The input:

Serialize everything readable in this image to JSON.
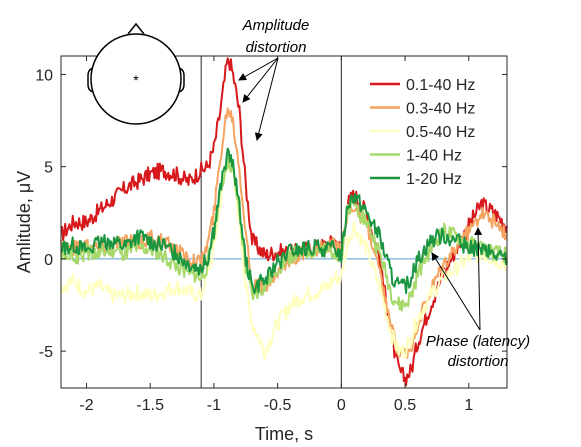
{
  "chart_data": {
    "type": "line",
    "xlabel": "Time, s",
    "ylabel": "Amlitude, μV",
    "xlim": [
      -2.2,
      1.3
    ],
    "ylim": [
      -7,
      11
    ],
    "x_ticks": [
      -2,
      -1.5,
      -1,
      -0.5,
      0,
      0.5,
      1
    ],
    "x_tick_labels": [
      "-2",
      "-1.5",
      "-1",
      "-0.5",
      "0",
      "0.5",
      "1"
    ],
    "y_ticks": [
      -5,
      0,
      5,
      10
    ],
    "y_tick_labels": [
      "-5",
      "0",
      "5",
      "10"
    ],
    "vertical_markers": [
      -1.1,
      0
    ],
    "baseline": 0,
    "legend_position": "top-right",
    "series": [
      {
        "name": "0.1-40 Hz",
        "color": "#d7191c",
        "x": [
          -2.2,
          -2.1,
          -2.0,
          -1.9,
          -1.8,
          -1.7,
          -1.6,
          -1.5,
          -1.4,
          -1.3,
          -1.2,
          -1.1,
          -1.05,
          -1.0,
          -0.95,
          -0.9,
          -0.88,
          -0.85,
          -0.8,
          -0.75,
          -0.7,
          -0.6,
          -0.5,
          -0.4,
          -0.3,
          -0.2,
          -0.1,
          -0.05,
          0.0,
          0.05,
          0.1,
          0.2,
          0.3,
          0.4,
          0.45,
          0.5,
          0.55,
          0.6,
          0.7,
          0.8,
          0.9,
          1.0,
          1.1,
          1.2,
          1.3
        ],
        "y": [
          1.3,
          2.0,
          2.0,
          2.6,
          3.2,
          3.8,
          4.2,
          4.6,
          4.8,
          4.6,
          4.2,
          4.8,
          5.0,
          6.0,
          8.0,
          10.5,
          10.8,
          10.0,
          8.0,
          4.0,
          1.0,
          0.2,
          0.4,
          0.3,
          0.5,
          0.6,
          0.8,
          1.0,
          0.5,
          3.0,
          3.5,
          2.5,
          0.0,
          -4.5,
          -6.0,
          -6.5,
          -6.0,
          -4.5,
          -2.5,
          -0.8,
          0.5,
          1.8,
          3.0,
          2.5,
          1.8
        ]
      },
      {
        "name": "0.3-40 Hz",
        "color": "#f4a460",
        "x": [
          -2.2,
          -2.1,
          -2.0,
          -1.9,
          -1.8,
          -1.7,
          -1.6,
          -1.5,
          -1.4,
          -1.3,
          -1.2,
          -1.1,
          -1.05,
          -1.0,
          -0.95,
          -0.9,
          -0.88,
          -0.85,
          -0.8,
          -0.75,
          -0.7,
          -0.6,
          -0.5,
          -0.4,
          -0.3,
          -0.2,
          -0.1,
          -0.05,
          0.0,
          0.05,
          0.1,
          0.2,
          0.3,
          0.4,
          0.45,
          0.5,
          0.55,
          0.6,
          0.7,
          0.8,
          0.9,
          1.0,
          1.1,
          1.2,
          1.3
        ],
        "y": [
          0.8,
          0.6,
          0.8,
          0.6,
          0.8,
          1.0,
          0.8,
          1.2,
          0.9,
          0.5,
          0.0,
          -0.2,
          0.8,
          2.5,
          5.5,
          8.0,
          8.2,
          7.5,
          5.0,
          1.5,
          -1.5,
          -1.5,
          -0.8,
          0.0,
          0.3,
          0.5,
          0.6,
          0.8,
          0.3,
          2.5,
          3.0,
          1.8,
          -0.8,
          -4.0,
          -5.0,
          -5.2,
          -4.8,
          -3.5,
          -1.8,
          -0.4,
          0.6,
          1.5,
          2.6,
          2.0,
          1.2
        ]
      },
      {
        "name": "0.5-40 Hz",
        "color": "#ffffbf",
        "x": [
          -2.2,
          -2.1,
          -2.0,
          -1.9,
          -1.8,
          -1.7,
          -1.6,
          -1.5,
          -1.4,
          -1.3,
          -1.2,
          -1.1,
          -1.05,
          -1.0,
          -0.95,
          -0.9,
          -0.88,
          -0.85,
          -0.8,
          -0.75,
          -0.7,
          -0.6,
          -0.5,
          -0.4,
          -0.3,
          -0.2,
          -0.1,
          -0.05,
          0.0,
          0.05,
          0.1,
          0.2,
          0.3,
          0.4,
          0.45,
          0.5,
          0.55,
          0.6,
          0.7,
          0.8,
          0.9,
          1.0,
          1.1,
          1.2,
          1.3
        ],
        "y": [
          -1.5,
          -1.2,
          -1.8,
          -1.5,
          -2.0,
          -2.0,
          -1.8,
          -2.0,
          -1.8,
          -1.5,
          -1.8,
          -2.0,
          -0.8,
          0.5,
          3.0,
          5.0,
          5.2,
          4.5,
          2.0,
          -1.5,
          -3.5,
          -5.0,
          -3.5,
          -2.5,
          -2.0,
          -1.8,
          -1.5,
          -1.0,
          -1.0,
          1.0,
          1.8,
          0.5,
          -1.5,
          -4.2,
          -5.0,
          -5.0,
          -4.2,
          -3.2,
          -2.0,
          -1.0,
          -0.5,
          0.0,
          0.3,
          0.0,
          -0.3
        ]
      },
      {
        "name": "1-40 Hz",
        "color": "#a6d96a",
        "x": [
          -2.2,
          -2.1,
          -2.0,
          -1.9,
          -1.8,
          -1.7,
          -1.6,
          -1.5,
          -1.4,
          -1.3,
          -1.2,
          -1.1,
          -1.05,
          -1.0,
          -0.95,
          -0.9,
          -0.88,
          -0.85,
          -0.8,
          -0.75,
          -0.7,
          -0.6,
          -0.5,
          -0.4,
          -0.3,
          -0.2,
          -0.1,
          -0.05,
          0.0,
          0.05,
          0.1,
          0.2,
          0.3,
          0.4,
          0.45,
          0.5,
          0.55,
          0.6,
          0.7,
          0.8,
          0.9,
          1.0,
          1.1,
          1.2,
          1.3
        ],
        "y": [
          0.3,
          0.0,
          0.4,
          0.2,
          0.5,
          0.3,
          0.6,
          0.5,
          0.2,
          -0.3,
          -0.8,
          -1.0,
          -0.3,
          1.5,
          3.5,
          5.2,
          5.3,
          4.8,
          2.5,
          -0.5,
          -2.0,
          -1.5,
          -0.5,
          0.2,
          0.3,
          0.5,
          0.4,
          0.5,
          0.0,
          2.5,
          3.0,
          2.0,
          0.3,
          -2.0,
          -2.5,
          -2.5,
          -2.0,
          -0.8,
          0.5,
          1.5,
          1.2,
          0.8,
          0.6,
          0.3,
          0.2
        ]
      },
      {
        "name": "1-20 Hz",
        "color": "#1a9641",
        "x": [
          -2.2,
          -2.1,
          -2.0,
          -1.9,
          -1.8,
          -1.7,
          -1.6,
          -1.5,
          -1.4,
          -1.3,
          -1.2,
          -1.1,
          -1.05,
          -1.0,
          -0.95,
          -0.9,
          -0.88,
          -0.85,
          -0.8,
          -0.75,
          -0.7,
          -0.6,
          -0.5,
          -0.4,
          -0.3,
          -0.2,
          -0.1,
          -0.05,
          0.0,
          0.05,
          0.1,
          0.2,
          0.3,
          0.4,
          0.45,
          0.5,
          0.55,
          0.6,
          0.7,
          0.8,
          0.9,
          1.0,
          1.1,
          1.2,
          1.3
        ],
        "y": [
          0.6,
          0.8,
          0.5,
          0.8,
          1.0,
          0.7,
          1.2,
          1.0,
          0.7,
          0.3,
          -0.2,
          -0.5,
          0.0,
          1.5,
          3.8,
          5.5,
          5.6,
          5.0,
          2.8,
          0.0,
          -1.5,
          -1.2,
          -0.2,
          0.4,
          0.5,
          0.6,
          0.5,
          0.6,
          0.2,
          3.0,
          3.5,
          2.5,
          1.2,
          -1.0,
          -1.5,
          -1.5,
          -1.0,
          0.0,
          1.0,
          1.3,
          1.0,
          0.6,
          0.5,
          0.2,
          0.0
        ]
      }
    ],
    "annotations": [
      {
        "text_lines": [
          "Amplitude",
          "distortion"
        ]
      },
      {
        "text_lines": [
          "Phase (latency)",
          "distortion"
        ]
      }
    ],
    "inset": {
      "marker": "*"
    }
  }
}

Written exercise:
From the listing, copy every line where the string "color" appears.

Solution:
        "color": "#d7191c",
        "color": "#f4a460",
        "color": "#ffffbf",
        "color": "#a6d96a",
        "color": "#1a9641",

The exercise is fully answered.